WRITTEN PROBLEM: Give every line below again, exactly.

Dataset records:
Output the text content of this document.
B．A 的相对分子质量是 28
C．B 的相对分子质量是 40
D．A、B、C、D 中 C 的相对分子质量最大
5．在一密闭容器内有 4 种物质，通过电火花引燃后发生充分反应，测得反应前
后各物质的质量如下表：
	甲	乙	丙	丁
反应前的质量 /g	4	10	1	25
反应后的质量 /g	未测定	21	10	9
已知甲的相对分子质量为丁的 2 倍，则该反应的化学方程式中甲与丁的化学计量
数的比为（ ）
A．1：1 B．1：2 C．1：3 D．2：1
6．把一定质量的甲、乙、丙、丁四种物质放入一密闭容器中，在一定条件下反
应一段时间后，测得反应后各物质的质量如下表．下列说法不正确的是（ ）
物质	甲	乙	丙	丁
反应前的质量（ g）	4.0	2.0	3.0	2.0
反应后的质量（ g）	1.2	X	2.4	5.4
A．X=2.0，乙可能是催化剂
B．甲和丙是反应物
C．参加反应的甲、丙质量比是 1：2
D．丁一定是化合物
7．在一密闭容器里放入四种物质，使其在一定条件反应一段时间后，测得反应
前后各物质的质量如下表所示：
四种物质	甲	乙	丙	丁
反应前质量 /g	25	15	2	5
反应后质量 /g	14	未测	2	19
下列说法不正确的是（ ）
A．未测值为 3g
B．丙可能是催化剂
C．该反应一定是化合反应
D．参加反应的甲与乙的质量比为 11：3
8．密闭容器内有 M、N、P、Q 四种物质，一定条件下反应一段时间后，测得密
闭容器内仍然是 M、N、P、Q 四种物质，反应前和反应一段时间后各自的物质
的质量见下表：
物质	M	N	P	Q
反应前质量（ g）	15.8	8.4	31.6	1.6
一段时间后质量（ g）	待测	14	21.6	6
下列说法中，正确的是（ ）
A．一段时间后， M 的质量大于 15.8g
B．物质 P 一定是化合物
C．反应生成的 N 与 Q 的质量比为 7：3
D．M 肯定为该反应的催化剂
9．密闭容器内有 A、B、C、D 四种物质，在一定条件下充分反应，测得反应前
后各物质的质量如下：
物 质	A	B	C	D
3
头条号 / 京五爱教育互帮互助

SOLUTION:
Output the text content of this document.
B．A 的相对分子质量是 28
C．B 的相对分子质量是 40
D．A、B、C、D 中 C 的相对分子质量最大
5．在一密闭容器内有 4 种物质，通过电火花引燃后发生充分反应，测得反应前
后各物质的质量如下表：
	甲	乙	丙	丁
反应前的质量 /g	4	10	1	25
反应后的质量 /g	未测定	21	10	9
已知甲的相对分子质量为丁的 2 倍，则该反应的化学方程式中甲与丁的化学计量
数的比为（ ）
A．1：1 B．1：2 C．1：3 D．2：1
6．把一定质量的甲、乙、丙、丁四种物质放入一密闭容器中，在一定条件下反
应一段时间后，测得反应后各物质的质量如下表．下列说法不正确的是（ ）
物质	甲	乙	丙	丁
反应前的质量（ g）	4.0	2.0	3.0	2.0
反应后的质量（ g）	1.2	X	2.4	5.4
A．X=2.0，乙可能是催化剂
B．甲和丙是反应物
C．参加反应的甲、丙质量比是 1：2
D．丁一定是化合物
7．在一密闭容器里放入四种物质，使其在一定条件反应一段时间后，测得反应
前后各物质的质量如下表所示：
四种物质	甲	乙	丙	丁
反应前质量 /g	25	15	2	5
反应后质量 /g	14	未测	2	19
下列说法不正确的是（ ）
A．未测值为 3g
B．丙可能是催化剂
C．该反应一定是化合反应
D．参加反应的甲与乙的质量比为 11：3
8．密闭容器内有 M、N、P、Q 四种物质，一定条件下反应一段时间后，测得密
闭容器内仍然是 M、N、P、Q 四种物质，反应前和反应一段时间后各自的物质
的质量见下表：
物质	M	N	P	Q
反应前质量（ g）	15.8	8.4	31.6	1.6
一段时间后质量（ g）	待测	14	21.6	6
下列说法中，正确的是（ ）
A．一段时间后， M 的质量大于 15.8g
B．物质 P 一定是化合物
C．反应生成的 N 与 Q 的质量比为 7：3
D．M 肯定为该反应的催化剂
9．密闭容器内有 A、B、C、D 四种物质，在一定条件下充分反应，测得反应前
后各物质的质量如下：
物 质	A	B	C	D
3
头条号 / 京五爱教育互帮互助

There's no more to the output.